● **What the task requires**
Please give the listing again in its entirety, exactly as written.

● **Some records**

/---

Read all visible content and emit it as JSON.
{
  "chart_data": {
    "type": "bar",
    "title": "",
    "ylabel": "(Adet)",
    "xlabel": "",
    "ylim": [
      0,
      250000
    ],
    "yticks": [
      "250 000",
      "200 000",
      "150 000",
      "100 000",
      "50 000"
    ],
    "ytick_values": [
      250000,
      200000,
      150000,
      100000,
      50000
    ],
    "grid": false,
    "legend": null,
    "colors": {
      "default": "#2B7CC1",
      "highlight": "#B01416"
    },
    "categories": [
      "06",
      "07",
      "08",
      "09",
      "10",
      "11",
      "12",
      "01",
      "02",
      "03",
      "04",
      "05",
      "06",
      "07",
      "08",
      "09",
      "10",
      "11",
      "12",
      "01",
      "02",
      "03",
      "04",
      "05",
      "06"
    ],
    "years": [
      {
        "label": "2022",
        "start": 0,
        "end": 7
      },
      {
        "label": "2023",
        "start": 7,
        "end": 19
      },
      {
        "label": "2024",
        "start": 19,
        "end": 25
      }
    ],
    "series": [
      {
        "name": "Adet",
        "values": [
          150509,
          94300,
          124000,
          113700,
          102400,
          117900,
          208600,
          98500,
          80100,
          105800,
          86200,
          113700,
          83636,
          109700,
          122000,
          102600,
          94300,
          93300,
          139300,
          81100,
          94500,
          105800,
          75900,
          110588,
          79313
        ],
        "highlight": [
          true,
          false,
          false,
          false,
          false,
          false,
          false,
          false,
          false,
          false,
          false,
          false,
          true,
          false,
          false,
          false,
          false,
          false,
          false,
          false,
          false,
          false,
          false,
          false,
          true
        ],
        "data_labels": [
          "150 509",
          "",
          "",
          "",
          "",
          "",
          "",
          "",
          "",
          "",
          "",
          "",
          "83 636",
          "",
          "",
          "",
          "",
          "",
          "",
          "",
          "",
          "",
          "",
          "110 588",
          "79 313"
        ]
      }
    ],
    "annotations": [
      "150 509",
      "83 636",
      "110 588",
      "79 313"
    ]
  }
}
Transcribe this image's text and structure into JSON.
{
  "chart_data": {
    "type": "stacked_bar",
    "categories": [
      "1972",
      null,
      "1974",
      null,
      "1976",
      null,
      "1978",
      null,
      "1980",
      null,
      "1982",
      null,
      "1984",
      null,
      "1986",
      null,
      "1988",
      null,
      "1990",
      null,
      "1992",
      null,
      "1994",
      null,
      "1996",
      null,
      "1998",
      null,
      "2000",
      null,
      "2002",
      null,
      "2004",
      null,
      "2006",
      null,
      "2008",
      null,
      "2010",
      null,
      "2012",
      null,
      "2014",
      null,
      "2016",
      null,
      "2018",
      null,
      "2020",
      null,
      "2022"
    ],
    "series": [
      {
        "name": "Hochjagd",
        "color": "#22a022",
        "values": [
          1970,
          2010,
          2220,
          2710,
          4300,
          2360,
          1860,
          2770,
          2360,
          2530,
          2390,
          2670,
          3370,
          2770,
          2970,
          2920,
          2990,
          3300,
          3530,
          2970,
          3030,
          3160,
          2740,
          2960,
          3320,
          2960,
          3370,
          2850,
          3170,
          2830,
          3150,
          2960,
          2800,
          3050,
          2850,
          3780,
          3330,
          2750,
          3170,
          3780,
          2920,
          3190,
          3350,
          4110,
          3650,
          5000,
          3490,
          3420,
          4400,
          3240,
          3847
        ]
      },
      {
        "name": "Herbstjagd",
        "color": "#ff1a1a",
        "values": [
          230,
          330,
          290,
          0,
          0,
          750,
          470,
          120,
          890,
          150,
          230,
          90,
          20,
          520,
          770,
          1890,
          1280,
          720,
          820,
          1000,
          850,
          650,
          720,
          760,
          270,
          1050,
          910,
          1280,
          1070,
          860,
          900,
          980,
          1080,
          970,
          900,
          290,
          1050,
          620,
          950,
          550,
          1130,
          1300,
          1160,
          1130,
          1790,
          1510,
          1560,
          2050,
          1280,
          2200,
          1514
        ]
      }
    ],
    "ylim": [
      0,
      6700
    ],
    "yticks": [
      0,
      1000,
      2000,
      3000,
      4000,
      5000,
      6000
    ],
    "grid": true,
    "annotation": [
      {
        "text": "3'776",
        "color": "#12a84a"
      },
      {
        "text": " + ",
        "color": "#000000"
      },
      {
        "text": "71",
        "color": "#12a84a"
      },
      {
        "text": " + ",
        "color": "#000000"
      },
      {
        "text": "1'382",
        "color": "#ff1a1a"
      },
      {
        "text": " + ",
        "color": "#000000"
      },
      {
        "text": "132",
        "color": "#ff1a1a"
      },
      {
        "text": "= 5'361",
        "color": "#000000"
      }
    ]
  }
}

\---

● **Output of the exercise**
Read all visible content and emit it as JSON.
{
  "chart_data": {
    "type": "bar",
    "title": "",
    "ylabel": "(Adet)",
    "xlabel": "",
    "ylim": [
      0,
      250000
    ],
    "yticks": [
      "250 000",
      "200 000",
      "150 000",
      "100 000",
      "50 000"
    ],
    "ytick_values": [
      250000,
      200000,
      150000,
      100000,
      50000
    ],
    "grid": false,
    "legend": null,
    "colors": {
      "default": "#2B7CC1",
      "highlight": "#B01416"
    },
    "categories": [
      "06",
      "07",
      "08",
      "09",
      "10",
      "11",
      "12",
      "01",
      "02",
      "03",
      "04",
      "05",
      "06",
      "07",
      "08",
      "09",
      "10",
      "11",
      "12",
      "01",
      "02",
      "03",
      "04",
      "05",
      "06"
    ],
    "years": [
      {
        "label": "2022",
        "start": 0,
        "end": 7
      },
      {
        "label": "2023",
        "start": 7,
        "end": 19
      },
      {
        "label": "2024",
        "start": 19,
        "end": 25
      }
    ],
    "series": [
      {
        "name": "Adet",
        "values": [
          150509,
          94300,
          124000,
          113700,
          102400,
          117900,
          208600,
          98500,
          80100,
          105800,
          86200,
          113700,
          83636,
          109700,
          122000,
          102600,
          94300,
          93300,
          139300,
          81100,
          94500,
          105800,
          75900,
          110588,
          79313
        ],
        "highlight": [
          true,
          false,
          false,
          false,
          false,
          false,
          false,
          false,
          false,
          false,
          false,
          false,
          true,
          false,
          false,
          false,
          false,
          false,
          false,
          false,
          false,
          false,
          false,
          false,
          true
        ],
        "data_labels": [
          "150 509",
          "",
          "",
          "",
          "",
          "",
          "",
          "",
          "",
          "",
          "",
          "",
          "83 636",
          "",
          "",
          "",
          "",
          "",
          "",
          "",
          "",
          "",
          "",
          "110 588",
          "79 313"
        ]
      }
    ],
    "annotations": [
      "150 509",
      "83 636",
      "110 588",
      "79 313"
    ]
  }
}
Transcribe this image's text and structure into JSON.
{
  "chart_data": {
    "type": "stacked_bar",
    "categories": [
      "1972",
      null,
      "1974",
      null,
      "1976",
      null,
      "1978",
      null,
      "1980",
      null,
      "1982",
      null,
      "1984",
      null,
      "1986",
      null,
      "1988",
      null,
      "1990",
      null,
      "1992",
      null,
      "1994",
      null,
      "1996",
      null,
      "1998",
      null,
      "2000",
      null,
      "2002",
      null,
      "2004",
      null,
      "2006",
      null,
      "2008",
      null,
      "2010",
      null,
      "2012",
      null,
      "2014",
      null,
      "2016",
      null,
      "2018",
      null,
      "2020",
      null,
      "2022"
    ],
    "series": [
      {
        "name": "Hochjagd",
        "color": "#22a022",
        "values": [
          1970,
          2010,
          2220,
          2710,
          4300,
          2360,
          1860,
          2770,
          2360,
          2530,
          2390,
          2670,
          3370,
          2770,
          2970,
          2920,
          2990,
          3300,
          3530,
          2970,
          3030,
          3160,
          2740,
          2960,
          3320,
          2960,
          3370,
          2850,
          3170,
          2830,
          3150,
          2960,
          2800,
          3050,
          2850,
          3780,
          3330,
          2750,
          3170,
          3780,
          2920,
          3190,
          3350,
          4110,
          3650,
          5000,
          3490,
          3420,
          4400,
          3240,
          3847
        ]
      },
      {
        "name": "Herbstjagd",
        "color": "#ff1a1a",
        "values": [
          230,
          330,
          290,
          0,
          0,
          750,
          470,
          120,
          890,
          150,
          230,
          90,
          20,
          520,
          770,
          1890,
          1280,
          720,
          820,
          1000,
          850,
          650,
          720,
          760,
          270,
          1050,
          910,
          1280,
          1070,
          860,
          900,
          980,
          1080,
          970,
          900,
          290,
          1050,
          620,
          950,
          550,
          1130,
          1300,
          1160,
          1130,
          1790,
          1510,
          1560,
          2050,
          1280,
          2200,
          1514
        ]
      }
    ],
    "ylim": [
      0,
      6700
    ],
    "yticks": [
      0,
      1000,
      2000,
      3000,
      4000,
      5000,
      6000
    ],
    "grid": true,
    "annotation": [
      {
        "text": "3'776",
        "color": "#12a84a"
      },
      {
        "text": " + ",
        "color": "#000000"
      },
      {
        "text": "71",
        "color": "#12a84a"
      },
      {
        "text": " + ",
        "color": "#000000"
      },
      {
        "text": "1'382",
        "color": "#ff1a1a"
      },
      {
        "text": " + ",
        "color": "#000000"
      },
      {
        "text": "132",
        "color": "#ff1a1a"
      },
      {
        "text": "= 5'361",
        "color": "#000000"
      }
    ]
  }
}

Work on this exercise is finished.